_Task prompt_
All the data should come back exactly as it was given.
————————
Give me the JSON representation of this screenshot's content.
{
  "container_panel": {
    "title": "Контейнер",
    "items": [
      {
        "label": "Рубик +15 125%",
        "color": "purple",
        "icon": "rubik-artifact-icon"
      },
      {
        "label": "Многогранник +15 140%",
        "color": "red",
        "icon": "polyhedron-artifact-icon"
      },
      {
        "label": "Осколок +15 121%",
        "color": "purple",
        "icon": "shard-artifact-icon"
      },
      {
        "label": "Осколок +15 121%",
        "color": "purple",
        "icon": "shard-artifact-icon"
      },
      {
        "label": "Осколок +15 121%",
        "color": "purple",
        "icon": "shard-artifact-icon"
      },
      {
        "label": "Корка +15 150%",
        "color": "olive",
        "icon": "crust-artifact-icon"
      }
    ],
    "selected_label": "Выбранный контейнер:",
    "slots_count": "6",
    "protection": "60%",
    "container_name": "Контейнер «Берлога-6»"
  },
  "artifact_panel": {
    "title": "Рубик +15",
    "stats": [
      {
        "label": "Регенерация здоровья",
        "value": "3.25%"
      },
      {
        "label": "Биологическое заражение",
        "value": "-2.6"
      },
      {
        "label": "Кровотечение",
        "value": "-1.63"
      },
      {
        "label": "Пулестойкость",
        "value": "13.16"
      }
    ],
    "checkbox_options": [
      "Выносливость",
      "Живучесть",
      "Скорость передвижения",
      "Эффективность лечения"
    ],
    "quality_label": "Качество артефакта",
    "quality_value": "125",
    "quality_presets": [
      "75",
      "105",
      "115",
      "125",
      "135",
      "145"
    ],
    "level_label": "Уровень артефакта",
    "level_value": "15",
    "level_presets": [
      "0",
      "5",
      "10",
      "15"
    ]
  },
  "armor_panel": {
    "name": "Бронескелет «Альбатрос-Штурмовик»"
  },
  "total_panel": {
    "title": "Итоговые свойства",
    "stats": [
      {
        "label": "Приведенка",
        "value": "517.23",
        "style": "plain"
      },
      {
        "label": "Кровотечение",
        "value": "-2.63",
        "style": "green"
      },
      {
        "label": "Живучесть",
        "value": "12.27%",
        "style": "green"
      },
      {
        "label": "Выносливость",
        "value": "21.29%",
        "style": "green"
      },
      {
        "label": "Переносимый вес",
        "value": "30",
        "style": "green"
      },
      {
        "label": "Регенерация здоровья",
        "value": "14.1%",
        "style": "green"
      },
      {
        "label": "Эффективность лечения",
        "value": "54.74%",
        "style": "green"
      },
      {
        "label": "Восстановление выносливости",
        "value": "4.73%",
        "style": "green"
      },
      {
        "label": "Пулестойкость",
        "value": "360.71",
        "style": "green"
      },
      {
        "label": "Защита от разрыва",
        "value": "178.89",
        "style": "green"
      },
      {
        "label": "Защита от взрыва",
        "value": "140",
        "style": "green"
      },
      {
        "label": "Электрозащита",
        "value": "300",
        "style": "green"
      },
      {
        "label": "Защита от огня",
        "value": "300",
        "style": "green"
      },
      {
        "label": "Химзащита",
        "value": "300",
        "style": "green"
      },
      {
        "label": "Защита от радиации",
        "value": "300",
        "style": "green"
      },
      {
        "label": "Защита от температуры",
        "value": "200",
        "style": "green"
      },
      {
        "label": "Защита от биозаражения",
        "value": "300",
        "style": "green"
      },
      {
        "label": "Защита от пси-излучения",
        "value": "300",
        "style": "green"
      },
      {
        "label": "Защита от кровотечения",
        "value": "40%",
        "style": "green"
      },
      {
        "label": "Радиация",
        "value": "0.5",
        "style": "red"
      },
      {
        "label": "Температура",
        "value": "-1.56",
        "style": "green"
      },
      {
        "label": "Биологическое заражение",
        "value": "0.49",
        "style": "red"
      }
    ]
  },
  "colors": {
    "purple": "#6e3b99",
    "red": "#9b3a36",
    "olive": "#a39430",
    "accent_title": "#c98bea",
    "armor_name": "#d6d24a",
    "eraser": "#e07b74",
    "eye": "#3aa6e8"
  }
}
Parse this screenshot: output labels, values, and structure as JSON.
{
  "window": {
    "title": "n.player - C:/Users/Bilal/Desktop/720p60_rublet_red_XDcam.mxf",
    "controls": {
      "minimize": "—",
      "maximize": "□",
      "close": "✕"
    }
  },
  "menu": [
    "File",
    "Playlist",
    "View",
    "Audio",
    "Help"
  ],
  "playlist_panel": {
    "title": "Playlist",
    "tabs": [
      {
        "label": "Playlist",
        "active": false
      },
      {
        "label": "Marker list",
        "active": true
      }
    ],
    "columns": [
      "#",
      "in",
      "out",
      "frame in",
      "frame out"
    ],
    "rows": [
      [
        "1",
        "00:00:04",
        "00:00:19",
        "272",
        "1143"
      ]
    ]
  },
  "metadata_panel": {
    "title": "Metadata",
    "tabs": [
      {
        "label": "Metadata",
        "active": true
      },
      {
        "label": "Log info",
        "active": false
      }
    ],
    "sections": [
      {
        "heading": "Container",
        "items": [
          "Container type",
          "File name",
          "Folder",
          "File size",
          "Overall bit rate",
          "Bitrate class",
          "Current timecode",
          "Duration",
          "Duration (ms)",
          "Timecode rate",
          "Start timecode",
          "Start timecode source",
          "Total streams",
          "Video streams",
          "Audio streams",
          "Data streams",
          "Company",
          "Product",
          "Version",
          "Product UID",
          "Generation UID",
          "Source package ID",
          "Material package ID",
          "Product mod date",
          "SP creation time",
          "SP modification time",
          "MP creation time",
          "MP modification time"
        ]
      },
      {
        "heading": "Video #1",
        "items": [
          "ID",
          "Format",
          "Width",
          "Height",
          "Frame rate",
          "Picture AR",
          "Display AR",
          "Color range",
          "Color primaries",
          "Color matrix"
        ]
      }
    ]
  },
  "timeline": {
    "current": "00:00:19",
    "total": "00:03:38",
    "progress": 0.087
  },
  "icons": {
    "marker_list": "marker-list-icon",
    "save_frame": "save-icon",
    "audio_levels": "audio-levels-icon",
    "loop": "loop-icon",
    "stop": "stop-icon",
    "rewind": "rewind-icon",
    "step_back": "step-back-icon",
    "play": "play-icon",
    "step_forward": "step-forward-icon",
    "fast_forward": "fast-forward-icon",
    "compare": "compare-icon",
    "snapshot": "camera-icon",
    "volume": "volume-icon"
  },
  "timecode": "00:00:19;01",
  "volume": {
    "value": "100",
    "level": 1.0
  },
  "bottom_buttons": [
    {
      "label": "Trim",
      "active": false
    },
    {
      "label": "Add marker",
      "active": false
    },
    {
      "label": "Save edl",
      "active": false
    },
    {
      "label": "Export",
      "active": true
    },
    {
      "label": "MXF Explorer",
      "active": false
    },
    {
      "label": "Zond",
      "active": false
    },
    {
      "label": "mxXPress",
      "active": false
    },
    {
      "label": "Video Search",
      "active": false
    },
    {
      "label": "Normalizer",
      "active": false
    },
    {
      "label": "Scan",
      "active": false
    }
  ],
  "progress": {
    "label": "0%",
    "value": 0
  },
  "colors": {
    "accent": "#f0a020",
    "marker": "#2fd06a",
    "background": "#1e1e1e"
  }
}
————————
_Written answer_
Give me the JSON representation of this screenshot's content.
{
  "container_panel": {
    "title": "Контейнер",
    "items": [
      {
        "label": "Рубик +15 125%",
        "color": "purple",
        "icon": "rubik-artifact-icon"
      },
      {
        "label": "Многогранник +15 140%",
        "color": "red",
        "icon": "polyhedron-artifact-icon"
      },
      {
        "label": "Осколок +15 121%",
        "color": "purple",
        "icon": "shard-artifact-icon"
      },
      {
        "label": "Осколок +15 121%",
        "color": "purple",
        "icon": "shard-artifact-icon"
      },
      {
        "label": "Осколок +15 121%",
        "color": "purple",
        "icon": "shard-artifact-icon"
      },
      {
        "label": "Корка +15 150%",
        "color": "olive",
        "icon": "crust-artifact-icon"
      }
    ],
    "selected_label": "Выбранный контейнер:",
    "slots_count": "6",
    "protection": "60%",
    "container_name": "Контейнер «Берлога-6»"
  },
  "artifact_panel": {
    "title": "Рубик +15",
    "stats": [
      {
        "label": "Регенерация здоровья",
        "value": "3.25%"
      },
      {
        "label": "Биологическое заражение",
        "value": "-2.6"
      },
      {
        "label": "Кровотечение",
        "value": "-1.63"
      },
      {
        "label": "Пулестойкость",
        "value": "13.16"
      }
    ],
    "checkbox_options": [
      "Выносливость",
      "Живучесть",
      "Скорость передвижения",
      "Эффективность лечения"
    ],
    "quality_label": "Качество артефакта",
    "quality_value": "125",
    "quality_presets": [
      "75",
      "105",
      "115",
      "125",
      "135",
      "145"
    ],
    "level_label": "Уровень артефакта",
    "level_value": "15",
    "level_presets": [
      "0",
      "5",
      "10",
      "15"
    ]
  },
  "armor_panel": {
    "name": "Бронескелет «Альбатрос-Штурмовик»"
  },
  "total_panel": {
    "title": "Итоговые свойства",
    "stats": [
      {
        "label": "Приведенка",
        "value": "517.23",
        "style": "plain"
      },
      {
        "label": "Кровотечение",
        "value": "-2.63",
        "style": "green"
      },
      {
        "label": "Живучесть",
        "value": "12.27%",
        "style": "green"
      },
      {
        "label": "Выносливость",
        "value": "21.29%",
        "style": "green"
      },
      {
        "label": "Переносимый вес",
        "value": "30",
        "style": "green"
      },
      {
        "label": "Регенерация здоровья",
        "value": "14.1%",
        "style": "green"
      },
      {
        "label": "Эффективность лечения",
        "value": "54.74%",
        "style": "green"
      },
      {
        "label": "Восстановление выносливости",
        "value": "4.73%",
        "style": "green"
      },
      {
        "label": "Пулестойкость",
        "value": "360.71",
        "style": "green"
      },
      {
        "label": "Защита от разрыва",
        "value": "178.89",
        "style": "green"
      },
      {
        "label": "Защита от взрыва",
        "value": "140",
        "style": "green"
      },
      {
        "label": "Электрозащита",
        "value": "300",
        "style": "green"
      },
      {
        "label": "Защита от огня",
        "value": "300",
        "style": "green"
      },
      {
        "label": "Химзащита",
        "value": "300",
        "style": "green"
      },
      {
        "label": "Защита от радиации",
        "value": "300",
        "style": "green"
      },
      {
        "label": "Защита от температуры",
        "value": "200",
        "style": "green"
      },
      {
        "label": "Защита от биозаражения",
        "value": "300",
        "style": "green"
      },
      {
        "label": "Защита от пси-излучения",
        "value": "300",
        "style": "green"
      },
      {
        "label": "Защита от кровотечения",
        "value": "40%",
        "style": "green"
      },
      {
        "label": "Радиация",
        "value": "0.5",
        "style": "red"
      },
      {
        "label": "Температура",
        "value": "-1.56",
        "style": "green"
      },
      {
        "label": "Биологическое заражение",
        "value": "0.49",
        "style": "red"
      }
    ]
  },
  "colors": {
    "purple": "#6e3b99",
    "red": "#9b3a36",
    "olive": "#a39430",
    "accent_title": "#c98bea",
    "armor_name": "#d6d24a",
    "eraser": "#e07b74",
    "eye": "#3aa6e8"
  }
}
Parse this screenshot: output labels, values, and structure as JSON.
{
  "window": {
    "title": "n.player - C:/Users/Bilal/Desktop/720p60_rublet_red_XDcam.mxf",
    "controls": {
      "minimize": "—",
      "maximize": "□",
      "close": "✕"
    }
  },
  "menu": [
    "File",
    "Playlist",
    "View",
    "Audio",
    "Help"
  ],
  "playlist_panel": {
    "title": "Playlist",
    "tabs": [
      {
        "label": "Playlist",
        "active": false
      },
      {
        "label": "Marker list",
        "active": true
      }
    ],
    "columns": [
      "#",
      "in",
      "out",
      "frame in",
      "frame out"
    ],
    "rows": [
      [
        "1",
        "00:00:04",
        "00:00:19",
        "272",
        "1143"
      ]
    ]
  },
  "metadata_panel": {
    "title": "Metadata",
    "tabs": [
      {
        "label": "Metadata",
        "active": true
      },
      {
        "label": "Log info",
        "active": false
      }
    ],
    "sections": [
      {
        "heading": "Container",
        "items": [
          "Container type",
          "File name",
          "Folder",
          "File size",
          "Overall bit rate",
          "Bitrate class",
          "Current timecode",
          "Duration",
          "Duration (ms)",
          "Timecode rate",
          "Start timecode",
          "Start timecode source",
          "Total streams",
          "Video streams",
          "Audio streams",
          "Data streams",
          "Company",
          "Product",
          "Version",
          "Product UID",
          "Generation UID",
          "Source package ID",
          "Material package ID",
          "Product mod date",
          "SP creation time",
          "SP modification time",
          "MP creation time",
          "MP modification time"
        ]
      },
      {
        "heading": "Video #1",
        "items": [
          "ID",
          "Format",
          "Width",
          "Height",
          "Frame rate",
          "Picture AR",
          "Display AR",
          "Color range",
          "Color primaries",
          "Color matrix"
        ]
      }
    ]
  },
  "timeline": {
    "current": "00:00:19",
    "total": "00:03:38",
    "progress": 0.087
  },
  "icons": {
    "marker_list": "marker-list-icon",
    "save_frame": "save-icon",
    "audio_levels": "audio-levels-icon",
    "loop": "loop-icon",
    "stop": "stop-icon",
    "rewind": "rewind-icon",
    "step_back": "step-back-icon",
    "play": "play-icon",
    "step_forward": "step-forward-icon",
    "fast_forward": "fast-forward-icon",
    "compare": "compare-icon",
    "snapshot": "camera-icon",
    "volume": "volume-icon"
  },
  "timecode": "00:00:19;01",
  "volume": {
    "value": "100",
    "level": 1.0
  },
  "bottom_buttons": [
    {
      "label": "Trim",
      "active": false
    },
    {
      "label": "Add marker",
      "active": false
    },
    {
      "label": "Save edl",
      "active": false
    },
    {
      "label": "Export",
      "active": true
    },
    {
      "label": "MXF Explorer",
      "active": false
    },
    {
      "label": "Zond",
      "active": false
    },
    {
      "label": "mxXPress",
      "active": false
    },
    {
      "label": "Video Search",
      "active": false
    },
    {
      "label": "Normalizer",
      "active": false
    },
    {
      "label": "Scan",
      "active": false
    }
  ],
  "progress": {
    "label": "0%",
    "value": 0
  },
  "colors": {
    "accent": "#f0a020",
    "marker": "#2fd06a",
    "background": "#1e1e1e"
  }
}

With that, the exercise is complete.